**GOAL**
Establish how many lines in the material include the string "color" and report it as a lone number.

**INFORMATION SHOWN**
------------------------------------

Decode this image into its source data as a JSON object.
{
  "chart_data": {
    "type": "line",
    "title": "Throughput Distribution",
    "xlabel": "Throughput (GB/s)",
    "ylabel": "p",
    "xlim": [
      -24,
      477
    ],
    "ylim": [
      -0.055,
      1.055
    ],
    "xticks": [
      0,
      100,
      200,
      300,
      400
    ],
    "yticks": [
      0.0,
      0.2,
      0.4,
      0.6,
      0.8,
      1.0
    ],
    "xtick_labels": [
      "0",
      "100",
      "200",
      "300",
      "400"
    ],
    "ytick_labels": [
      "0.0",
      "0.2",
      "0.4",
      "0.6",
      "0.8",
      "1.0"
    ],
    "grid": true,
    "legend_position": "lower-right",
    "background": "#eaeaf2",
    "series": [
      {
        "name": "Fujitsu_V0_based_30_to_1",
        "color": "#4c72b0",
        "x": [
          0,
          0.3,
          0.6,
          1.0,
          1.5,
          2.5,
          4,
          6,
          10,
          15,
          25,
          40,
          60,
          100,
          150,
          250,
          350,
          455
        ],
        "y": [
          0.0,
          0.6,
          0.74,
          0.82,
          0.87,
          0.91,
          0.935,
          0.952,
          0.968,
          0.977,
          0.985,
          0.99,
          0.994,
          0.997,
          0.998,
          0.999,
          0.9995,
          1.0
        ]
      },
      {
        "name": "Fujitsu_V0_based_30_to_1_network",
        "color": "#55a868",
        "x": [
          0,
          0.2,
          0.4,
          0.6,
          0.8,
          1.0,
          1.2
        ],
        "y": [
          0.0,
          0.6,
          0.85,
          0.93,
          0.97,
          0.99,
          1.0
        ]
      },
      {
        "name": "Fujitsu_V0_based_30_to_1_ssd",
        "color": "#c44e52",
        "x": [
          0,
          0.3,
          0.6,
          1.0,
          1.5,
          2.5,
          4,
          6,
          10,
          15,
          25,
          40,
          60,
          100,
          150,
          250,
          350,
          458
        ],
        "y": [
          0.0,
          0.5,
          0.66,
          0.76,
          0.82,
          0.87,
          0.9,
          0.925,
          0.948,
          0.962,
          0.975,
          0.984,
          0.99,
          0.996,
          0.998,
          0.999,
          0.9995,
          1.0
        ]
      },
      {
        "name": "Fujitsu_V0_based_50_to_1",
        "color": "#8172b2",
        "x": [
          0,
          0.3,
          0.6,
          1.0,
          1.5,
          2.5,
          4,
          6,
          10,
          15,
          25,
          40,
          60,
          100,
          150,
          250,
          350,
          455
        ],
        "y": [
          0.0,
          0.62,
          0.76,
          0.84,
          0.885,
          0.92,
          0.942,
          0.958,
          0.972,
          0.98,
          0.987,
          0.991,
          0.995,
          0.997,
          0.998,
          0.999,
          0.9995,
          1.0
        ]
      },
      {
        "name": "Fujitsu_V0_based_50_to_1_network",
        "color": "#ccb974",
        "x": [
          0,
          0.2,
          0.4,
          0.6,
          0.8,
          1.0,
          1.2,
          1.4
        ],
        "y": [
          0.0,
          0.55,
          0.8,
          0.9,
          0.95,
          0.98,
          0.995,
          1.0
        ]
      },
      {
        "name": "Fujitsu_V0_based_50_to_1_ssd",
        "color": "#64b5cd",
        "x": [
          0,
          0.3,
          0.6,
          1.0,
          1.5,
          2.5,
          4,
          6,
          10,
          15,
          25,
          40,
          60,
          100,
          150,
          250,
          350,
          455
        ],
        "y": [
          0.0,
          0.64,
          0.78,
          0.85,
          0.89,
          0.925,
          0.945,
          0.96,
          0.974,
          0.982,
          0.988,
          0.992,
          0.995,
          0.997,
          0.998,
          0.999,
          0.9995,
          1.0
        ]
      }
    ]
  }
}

------------------------------------

**WRITTEN REPLY**
6